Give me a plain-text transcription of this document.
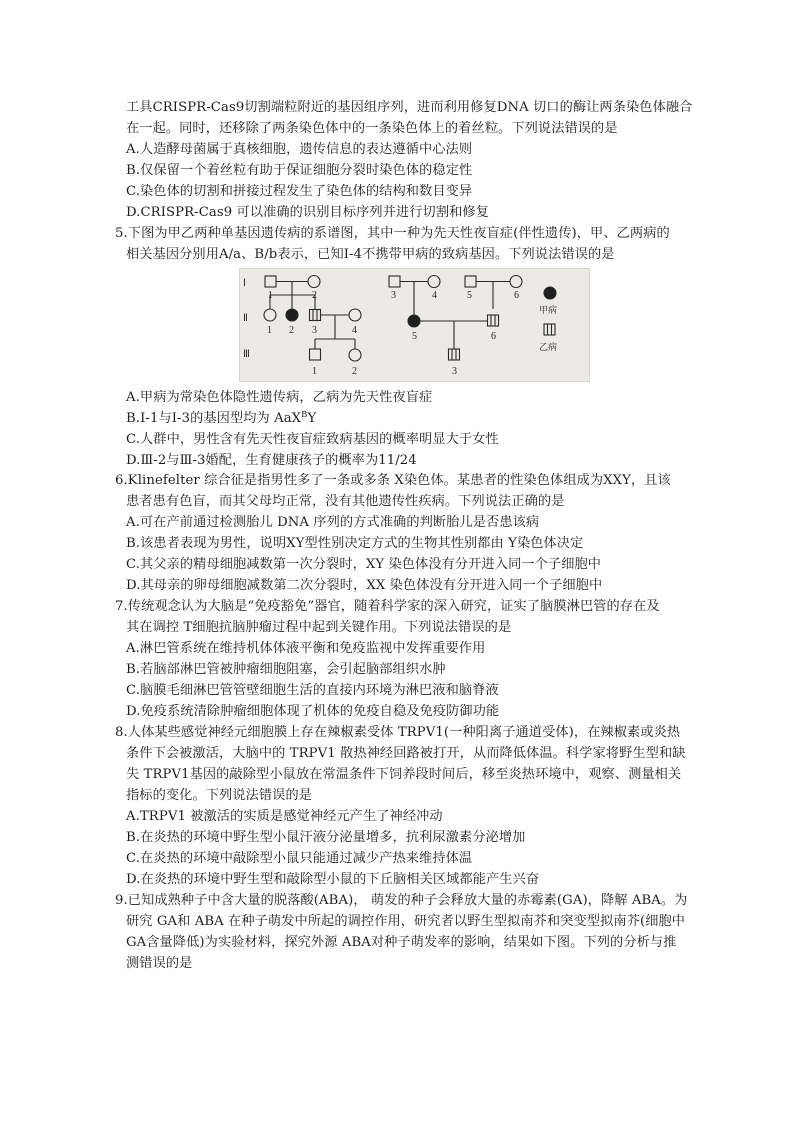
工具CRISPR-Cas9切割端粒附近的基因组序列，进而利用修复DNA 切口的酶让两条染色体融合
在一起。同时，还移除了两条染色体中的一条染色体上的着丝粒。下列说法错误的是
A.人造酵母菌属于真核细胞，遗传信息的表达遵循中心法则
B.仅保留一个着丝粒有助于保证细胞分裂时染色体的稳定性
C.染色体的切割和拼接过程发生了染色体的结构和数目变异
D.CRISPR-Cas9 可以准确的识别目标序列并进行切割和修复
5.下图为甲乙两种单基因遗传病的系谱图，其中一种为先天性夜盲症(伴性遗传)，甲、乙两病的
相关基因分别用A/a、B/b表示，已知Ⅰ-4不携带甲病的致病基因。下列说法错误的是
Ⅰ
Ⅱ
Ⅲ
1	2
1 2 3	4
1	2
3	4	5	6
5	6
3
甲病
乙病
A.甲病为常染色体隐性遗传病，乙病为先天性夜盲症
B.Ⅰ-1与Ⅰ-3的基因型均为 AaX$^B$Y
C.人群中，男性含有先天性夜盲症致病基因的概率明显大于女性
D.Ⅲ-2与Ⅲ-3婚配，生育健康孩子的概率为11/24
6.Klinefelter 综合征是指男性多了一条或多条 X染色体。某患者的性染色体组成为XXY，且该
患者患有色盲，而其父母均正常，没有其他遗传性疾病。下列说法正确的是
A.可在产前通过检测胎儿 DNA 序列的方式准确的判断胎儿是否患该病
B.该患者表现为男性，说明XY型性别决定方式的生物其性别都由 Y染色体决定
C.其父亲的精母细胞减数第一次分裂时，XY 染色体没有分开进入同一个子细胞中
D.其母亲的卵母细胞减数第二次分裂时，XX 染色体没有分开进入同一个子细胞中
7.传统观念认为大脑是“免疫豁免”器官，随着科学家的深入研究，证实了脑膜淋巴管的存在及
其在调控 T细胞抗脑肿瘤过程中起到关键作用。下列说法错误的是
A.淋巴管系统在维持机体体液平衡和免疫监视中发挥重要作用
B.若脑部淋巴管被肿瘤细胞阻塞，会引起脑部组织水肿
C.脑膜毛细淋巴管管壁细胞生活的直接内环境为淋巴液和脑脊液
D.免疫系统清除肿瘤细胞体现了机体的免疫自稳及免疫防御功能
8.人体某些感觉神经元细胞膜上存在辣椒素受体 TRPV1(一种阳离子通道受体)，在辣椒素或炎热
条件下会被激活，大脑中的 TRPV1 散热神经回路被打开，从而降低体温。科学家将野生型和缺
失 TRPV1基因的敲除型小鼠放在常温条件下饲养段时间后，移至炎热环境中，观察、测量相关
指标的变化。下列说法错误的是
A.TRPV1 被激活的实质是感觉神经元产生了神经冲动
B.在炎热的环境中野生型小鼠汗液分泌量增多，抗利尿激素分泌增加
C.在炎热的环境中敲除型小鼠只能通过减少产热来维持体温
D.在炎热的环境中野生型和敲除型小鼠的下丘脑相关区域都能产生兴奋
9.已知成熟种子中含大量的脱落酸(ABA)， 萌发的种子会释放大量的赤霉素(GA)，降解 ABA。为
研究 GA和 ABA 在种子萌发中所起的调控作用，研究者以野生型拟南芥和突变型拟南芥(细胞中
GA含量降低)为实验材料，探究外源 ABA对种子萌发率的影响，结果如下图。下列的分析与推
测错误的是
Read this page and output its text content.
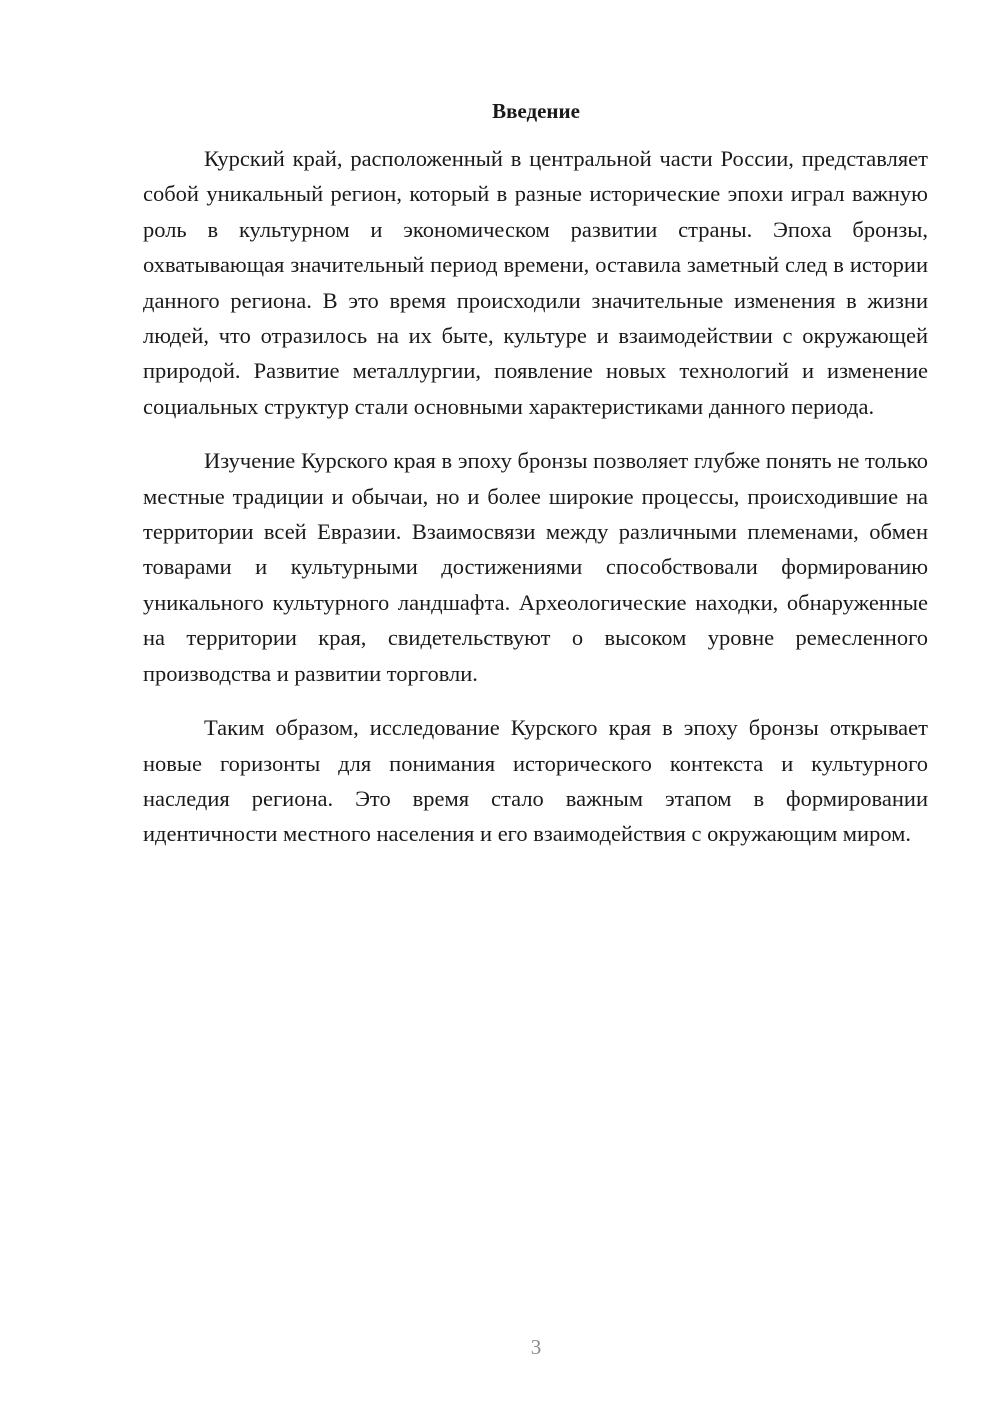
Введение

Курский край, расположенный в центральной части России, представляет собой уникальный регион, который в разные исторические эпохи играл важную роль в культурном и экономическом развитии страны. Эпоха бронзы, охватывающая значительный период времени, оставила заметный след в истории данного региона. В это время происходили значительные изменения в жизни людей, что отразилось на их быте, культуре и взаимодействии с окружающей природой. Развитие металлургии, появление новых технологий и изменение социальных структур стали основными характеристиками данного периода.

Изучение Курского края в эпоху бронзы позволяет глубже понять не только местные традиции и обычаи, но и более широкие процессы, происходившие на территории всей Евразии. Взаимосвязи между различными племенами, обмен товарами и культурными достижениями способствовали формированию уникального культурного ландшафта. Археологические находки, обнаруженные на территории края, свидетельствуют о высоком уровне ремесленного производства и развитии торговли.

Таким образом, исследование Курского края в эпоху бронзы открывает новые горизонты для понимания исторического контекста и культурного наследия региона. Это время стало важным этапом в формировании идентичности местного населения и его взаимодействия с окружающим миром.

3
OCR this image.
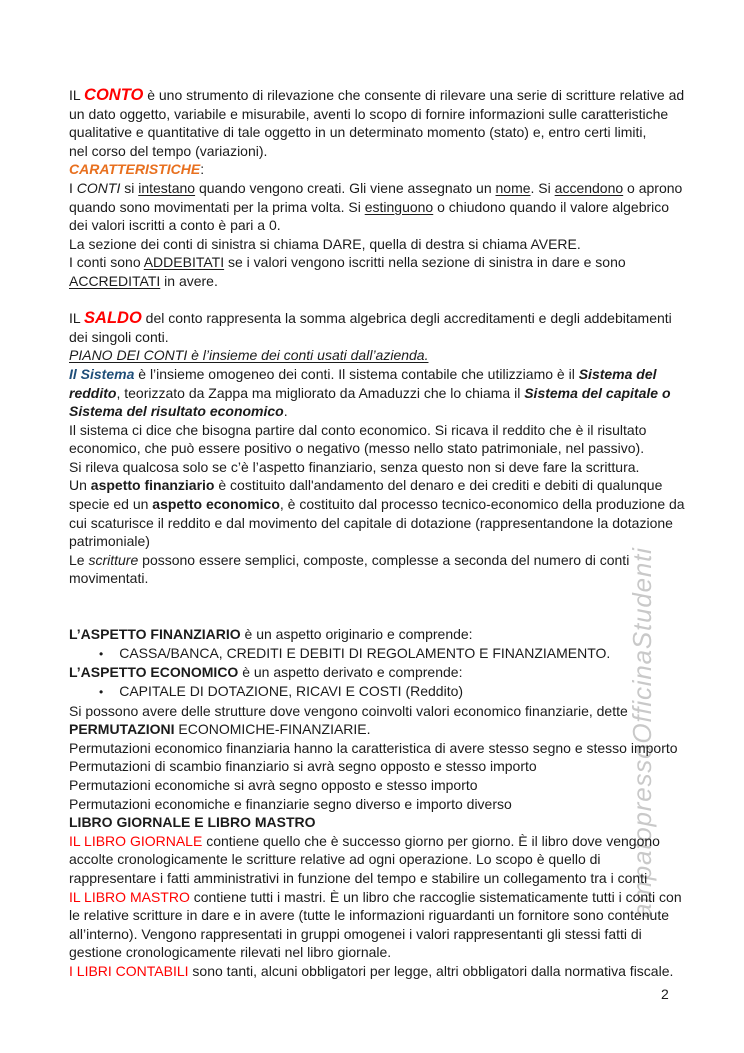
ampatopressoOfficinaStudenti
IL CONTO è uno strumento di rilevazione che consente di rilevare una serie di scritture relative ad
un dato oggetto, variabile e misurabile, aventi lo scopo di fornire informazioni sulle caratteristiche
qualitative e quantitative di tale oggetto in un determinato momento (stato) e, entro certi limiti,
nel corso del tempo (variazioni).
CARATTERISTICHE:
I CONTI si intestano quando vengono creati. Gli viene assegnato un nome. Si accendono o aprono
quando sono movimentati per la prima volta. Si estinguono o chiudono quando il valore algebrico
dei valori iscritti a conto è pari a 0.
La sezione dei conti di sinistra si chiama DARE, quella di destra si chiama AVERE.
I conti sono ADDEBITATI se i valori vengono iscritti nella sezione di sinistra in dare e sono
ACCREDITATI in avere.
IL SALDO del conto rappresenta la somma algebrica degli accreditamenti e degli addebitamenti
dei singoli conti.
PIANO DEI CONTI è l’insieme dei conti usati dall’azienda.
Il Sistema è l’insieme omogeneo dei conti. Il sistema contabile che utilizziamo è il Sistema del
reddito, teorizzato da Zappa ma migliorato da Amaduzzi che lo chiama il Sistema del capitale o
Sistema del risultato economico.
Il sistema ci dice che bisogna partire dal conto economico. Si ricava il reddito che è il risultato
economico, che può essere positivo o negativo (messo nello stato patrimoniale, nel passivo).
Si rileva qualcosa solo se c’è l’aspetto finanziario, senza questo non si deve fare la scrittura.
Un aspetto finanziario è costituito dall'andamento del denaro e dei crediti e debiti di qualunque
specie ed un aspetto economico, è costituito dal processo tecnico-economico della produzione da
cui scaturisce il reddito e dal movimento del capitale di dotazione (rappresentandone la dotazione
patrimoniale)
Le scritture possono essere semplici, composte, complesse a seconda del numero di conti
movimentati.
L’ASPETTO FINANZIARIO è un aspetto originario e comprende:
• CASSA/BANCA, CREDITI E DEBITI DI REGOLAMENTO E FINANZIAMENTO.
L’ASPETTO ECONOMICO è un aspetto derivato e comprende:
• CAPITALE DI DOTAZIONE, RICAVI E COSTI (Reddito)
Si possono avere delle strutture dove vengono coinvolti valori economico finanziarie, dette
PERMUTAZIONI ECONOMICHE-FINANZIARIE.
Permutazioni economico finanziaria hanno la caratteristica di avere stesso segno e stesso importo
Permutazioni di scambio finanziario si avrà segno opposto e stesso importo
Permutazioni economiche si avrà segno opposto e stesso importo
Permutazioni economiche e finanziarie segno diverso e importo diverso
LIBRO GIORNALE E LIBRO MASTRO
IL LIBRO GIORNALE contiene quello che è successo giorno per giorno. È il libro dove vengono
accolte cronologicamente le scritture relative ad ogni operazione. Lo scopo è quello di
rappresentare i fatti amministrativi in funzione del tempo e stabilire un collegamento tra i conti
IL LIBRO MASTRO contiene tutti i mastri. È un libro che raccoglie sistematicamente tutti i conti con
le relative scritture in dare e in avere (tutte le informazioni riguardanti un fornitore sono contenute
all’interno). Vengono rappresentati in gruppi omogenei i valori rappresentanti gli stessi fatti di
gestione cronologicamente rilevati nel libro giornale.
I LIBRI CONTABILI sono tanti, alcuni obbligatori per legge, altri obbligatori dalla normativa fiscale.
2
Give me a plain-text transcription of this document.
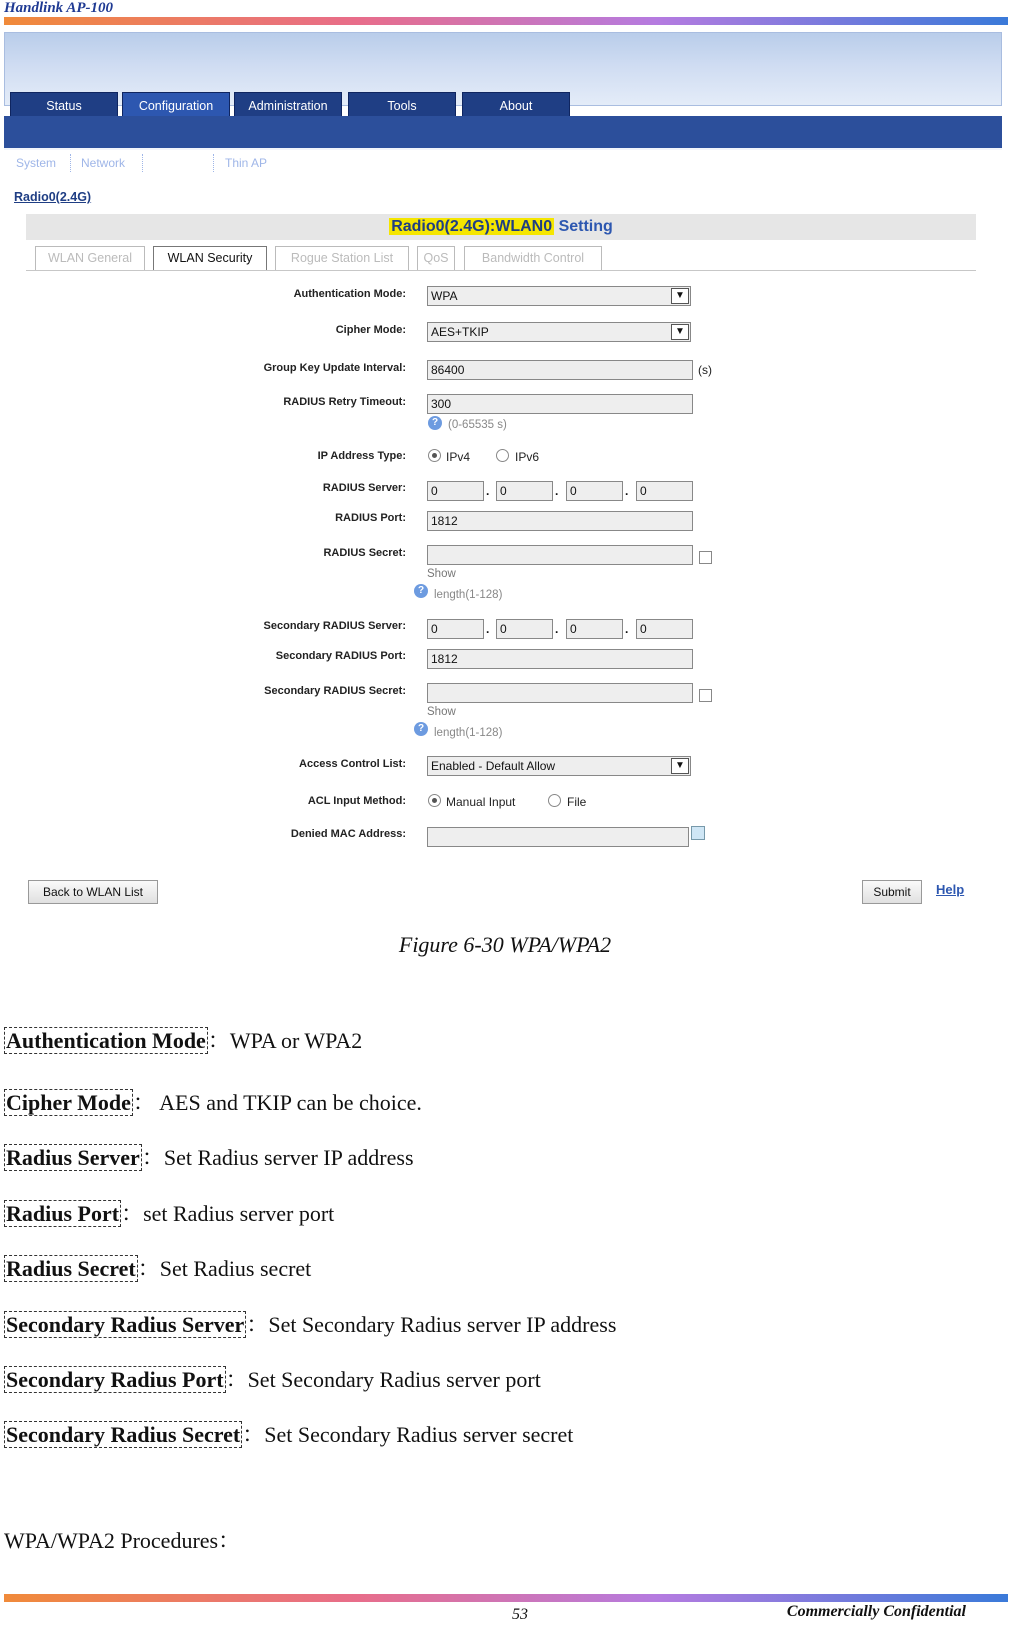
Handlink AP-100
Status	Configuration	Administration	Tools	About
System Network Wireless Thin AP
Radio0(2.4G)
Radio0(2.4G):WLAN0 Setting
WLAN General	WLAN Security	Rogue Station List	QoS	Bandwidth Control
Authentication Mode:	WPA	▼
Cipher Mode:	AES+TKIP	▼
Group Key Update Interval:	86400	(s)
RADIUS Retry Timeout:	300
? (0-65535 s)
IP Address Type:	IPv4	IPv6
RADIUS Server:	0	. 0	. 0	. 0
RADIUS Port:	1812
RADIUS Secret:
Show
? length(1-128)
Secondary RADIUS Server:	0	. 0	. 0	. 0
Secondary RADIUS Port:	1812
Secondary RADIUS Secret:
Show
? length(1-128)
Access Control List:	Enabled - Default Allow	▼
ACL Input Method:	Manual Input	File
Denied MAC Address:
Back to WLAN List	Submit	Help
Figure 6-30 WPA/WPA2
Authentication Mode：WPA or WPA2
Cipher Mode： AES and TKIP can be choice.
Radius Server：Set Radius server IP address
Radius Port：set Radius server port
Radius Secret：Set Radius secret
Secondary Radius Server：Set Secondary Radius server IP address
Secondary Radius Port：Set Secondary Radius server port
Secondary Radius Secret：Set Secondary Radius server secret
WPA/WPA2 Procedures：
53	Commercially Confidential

++++++++

• **GIVEN EXERCISE**:
Across the data above, how many lines include the word "dove"? Give only the count.

• **THE RESPONSE**:
2